--- Stored data ---

----

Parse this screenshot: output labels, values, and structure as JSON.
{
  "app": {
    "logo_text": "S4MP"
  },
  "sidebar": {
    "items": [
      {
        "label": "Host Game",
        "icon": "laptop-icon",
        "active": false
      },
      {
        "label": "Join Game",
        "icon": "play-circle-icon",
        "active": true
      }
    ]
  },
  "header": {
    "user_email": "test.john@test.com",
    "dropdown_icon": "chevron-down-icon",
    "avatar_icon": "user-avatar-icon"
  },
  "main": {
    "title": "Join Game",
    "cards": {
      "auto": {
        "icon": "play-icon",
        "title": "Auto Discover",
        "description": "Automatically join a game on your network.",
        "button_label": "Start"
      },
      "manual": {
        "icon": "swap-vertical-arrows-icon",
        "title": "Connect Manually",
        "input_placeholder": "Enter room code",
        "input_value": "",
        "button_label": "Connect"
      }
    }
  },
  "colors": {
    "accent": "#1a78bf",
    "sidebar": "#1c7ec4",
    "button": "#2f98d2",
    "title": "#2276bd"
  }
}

----

Output all of the data above without any alteration.

--- Output for this task ---
Parse this screenshot: output labels, values, and structure as JSON.
{
  "app": {
    "logo_text": "S4MP"
  },
  "sidebar": {
    "items": [
      {
        "label": "Host Game",
        "icon": "laptop-icon",
        "active": false
      },
      {
        "label": "Join Game",
        "icon": "play-circle-icon",
        "active": true
      }
    ]
  },
  "header": {
    "user_email": "test.john@test.com",
    "dropdown_icon": "chevron-down-icon",
    "avatar_icon": "user-avatar-icon"
  },
  "main": {
    "title": "Join Game",
    "cards": {
      "auto": {
        "icon": "play-icon",
        "title": "Auto Discover",
        "description": "Automatically join a game on your network.",
        "button_label": "Start"
      },
      "manual": {
        "icon": "swap-vertical-arrows-icon",
        "title": "Connect Manually",
        "input_placeholder": "Enter room code",
        "input_value": "",
        "button_label": "Connect"
      }
    }
  },
  "colors": {
    "accent": "#1a78bf",
    "sidebar": "#1c7ec4",
    "button": "#2f98d2",
    "title": "#2276bd"
  }
}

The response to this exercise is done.